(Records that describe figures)
(begin)

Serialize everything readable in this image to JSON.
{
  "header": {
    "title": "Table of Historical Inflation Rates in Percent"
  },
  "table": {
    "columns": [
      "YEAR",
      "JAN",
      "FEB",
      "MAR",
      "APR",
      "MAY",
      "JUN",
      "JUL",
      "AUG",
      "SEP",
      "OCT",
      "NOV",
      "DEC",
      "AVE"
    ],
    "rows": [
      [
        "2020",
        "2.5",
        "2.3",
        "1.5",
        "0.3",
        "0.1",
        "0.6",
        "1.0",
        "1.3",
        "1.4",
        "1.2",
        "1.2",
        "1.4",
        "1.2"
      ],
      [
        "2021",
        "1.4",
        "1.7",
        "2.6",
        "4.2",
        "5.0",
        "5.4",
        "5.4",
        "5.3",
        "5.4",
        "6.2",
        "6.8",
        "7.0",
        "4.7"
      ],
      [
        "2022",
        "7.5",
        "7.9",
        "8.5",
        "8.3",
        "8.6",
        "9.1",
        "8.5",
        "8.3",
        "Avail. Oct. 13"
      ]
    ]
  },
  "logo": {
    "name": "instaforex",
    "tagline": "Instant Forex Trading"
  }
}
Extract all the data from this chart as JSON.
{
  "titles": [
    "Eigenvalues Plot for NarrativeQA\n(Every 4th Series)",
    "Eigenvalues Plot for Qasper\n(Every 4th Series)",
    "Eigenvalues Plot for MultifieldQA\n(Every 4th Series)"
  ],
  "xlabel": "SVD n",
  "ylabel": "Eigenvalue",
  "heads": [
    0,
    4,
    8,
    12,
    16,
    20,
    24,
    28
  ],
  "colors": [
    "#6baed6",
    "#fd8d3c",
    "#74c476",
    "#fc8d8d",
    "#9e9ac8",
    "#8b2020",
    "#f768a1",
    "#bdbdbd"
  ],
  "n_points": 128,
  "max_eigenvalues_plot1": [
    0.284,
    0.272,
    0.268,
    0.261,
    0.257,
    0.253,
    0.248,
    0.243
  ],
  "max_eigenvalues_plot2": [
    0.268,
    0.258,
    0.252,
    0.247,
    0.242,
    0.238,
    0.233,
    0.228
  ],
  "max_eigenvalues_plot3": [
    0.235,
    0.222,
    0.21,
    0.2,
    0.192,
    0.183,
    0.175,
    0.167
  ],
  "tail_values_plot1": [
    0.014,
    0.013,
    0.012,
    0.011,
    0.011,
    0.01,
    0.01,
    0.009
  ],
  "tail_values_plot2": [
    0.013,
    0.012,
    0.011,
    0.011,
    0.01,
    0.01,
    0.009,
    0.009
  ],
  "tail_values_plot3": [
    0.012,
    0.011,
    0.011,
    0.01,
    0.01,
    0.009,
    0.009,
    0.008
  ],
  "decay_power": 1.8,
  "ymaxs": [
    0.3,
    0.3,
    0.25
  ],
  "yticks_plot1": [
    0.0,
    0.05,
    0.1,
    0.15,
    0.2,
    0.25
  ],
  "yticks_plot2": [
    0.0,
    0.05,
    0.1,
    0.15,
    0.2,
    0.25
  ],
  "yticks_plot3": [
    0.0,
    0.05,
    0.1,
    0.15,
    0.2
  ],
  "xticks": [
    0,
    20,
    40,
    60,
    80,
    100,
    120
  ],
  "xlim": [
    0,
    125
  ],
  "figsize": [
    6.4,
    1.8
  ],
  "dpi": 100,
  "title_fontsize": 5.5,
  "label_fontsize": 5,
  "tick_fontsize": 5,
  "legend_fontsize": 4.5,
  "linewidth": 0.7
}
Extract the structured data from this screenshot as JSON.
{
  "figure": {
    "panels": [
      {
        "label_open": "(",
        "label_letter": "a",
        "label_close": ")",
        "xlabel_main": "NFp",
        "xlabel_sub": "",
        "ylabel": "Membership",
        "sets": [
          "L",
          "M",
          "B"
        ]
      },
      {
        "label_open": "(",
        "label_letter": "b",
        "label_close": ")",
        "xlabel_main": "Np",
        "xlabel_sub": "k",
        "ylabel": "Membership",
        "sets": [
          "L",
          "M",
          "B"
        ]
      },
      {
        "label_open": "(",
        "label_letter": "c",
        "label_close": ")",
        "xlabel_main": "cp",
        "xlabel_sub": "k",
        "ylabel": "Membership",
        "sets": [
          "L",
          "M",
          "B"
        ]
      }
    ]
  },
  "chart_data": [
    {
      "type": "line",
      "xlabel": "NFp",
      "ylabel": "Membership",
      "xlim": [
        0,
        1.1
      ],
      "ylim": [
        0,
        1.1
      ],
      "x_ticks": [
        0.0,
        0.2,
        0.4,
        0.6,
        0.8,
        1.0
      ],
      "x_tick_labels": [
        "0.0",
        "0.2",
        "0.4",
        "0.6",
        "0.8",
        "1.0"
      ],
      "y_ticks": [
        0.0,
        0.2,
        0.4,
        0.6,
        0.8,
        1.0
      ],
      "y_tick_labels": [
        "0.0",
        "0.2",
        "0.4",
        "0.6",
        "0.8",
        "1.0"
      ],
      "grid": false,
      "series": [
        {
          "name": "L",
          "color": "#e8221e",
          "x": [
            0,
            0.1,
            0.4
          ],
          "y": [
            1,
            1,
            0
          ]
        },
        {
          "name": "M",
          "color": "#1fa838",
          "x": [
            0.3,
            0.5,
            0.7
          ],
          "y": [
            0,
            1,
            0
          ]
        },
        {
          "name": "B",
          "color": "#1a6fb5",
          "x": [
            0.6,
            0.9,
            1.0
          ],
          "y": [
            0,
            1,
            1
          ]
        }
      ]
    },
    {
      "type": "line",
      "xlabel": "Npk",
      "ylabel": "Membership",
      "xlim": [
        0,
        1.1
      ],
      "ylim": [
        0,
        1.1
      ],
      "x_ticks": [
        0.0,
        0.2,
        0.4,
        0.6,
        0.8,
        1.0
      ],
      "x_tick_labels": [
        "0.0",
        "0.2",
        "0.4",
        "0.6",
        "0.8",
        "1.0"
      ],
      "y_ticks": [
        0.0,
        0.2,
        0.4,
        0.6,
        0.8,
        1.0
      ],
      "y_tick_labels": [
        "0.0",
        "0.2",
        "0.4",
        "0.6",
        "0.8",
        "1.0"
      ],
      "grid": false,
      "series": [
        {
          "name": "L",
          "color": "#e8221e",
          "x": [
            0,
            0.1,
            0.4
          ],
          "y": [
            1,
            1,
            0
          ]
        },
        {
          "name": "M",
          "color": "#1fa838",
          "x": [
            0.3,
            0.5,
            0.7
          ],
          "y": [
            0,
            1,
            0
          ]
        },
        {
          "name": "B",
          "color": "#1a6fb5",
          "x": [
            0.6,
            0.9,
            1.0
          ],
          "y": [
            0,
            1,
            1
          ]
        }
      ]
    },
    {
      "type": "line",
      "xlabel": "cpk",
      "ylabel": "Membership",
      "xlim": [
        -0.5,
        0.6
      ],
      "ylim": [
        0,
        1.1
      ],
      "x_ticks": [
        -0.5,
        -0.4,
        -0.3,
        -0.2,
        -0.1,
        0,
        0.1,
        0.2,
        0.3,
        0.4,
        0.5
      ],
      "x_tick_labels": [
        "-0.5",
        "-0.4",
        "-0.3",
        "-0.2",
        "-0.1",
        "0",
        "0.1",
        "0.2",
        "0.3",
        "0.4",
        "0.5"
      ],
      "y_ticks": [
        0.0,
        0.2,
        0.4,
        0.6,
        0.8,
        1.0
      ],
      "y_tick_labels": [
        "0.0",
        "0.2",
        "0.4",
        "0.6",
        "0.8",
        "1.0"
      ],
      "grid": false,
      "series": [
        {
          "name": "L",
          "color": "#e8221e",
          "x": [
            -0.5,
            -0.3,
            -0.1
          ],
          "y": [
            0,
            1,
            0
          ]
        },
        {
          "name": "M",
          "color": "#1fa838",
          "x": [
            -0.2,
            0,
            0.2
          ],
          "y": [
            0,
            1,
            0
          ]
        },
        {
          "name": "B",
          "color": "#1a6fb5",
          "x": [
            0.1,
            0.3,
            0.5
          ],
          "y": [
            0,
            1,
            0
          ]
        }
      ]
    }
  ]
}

(end)

* [Task] Every line of the records that includes the word "this" should be gathered.

* [Exercise output]
Serialize everything readable in this image to JSON.
Extract all the data from this chart as JSON.
Extract the structured data from this screenshot as JSON.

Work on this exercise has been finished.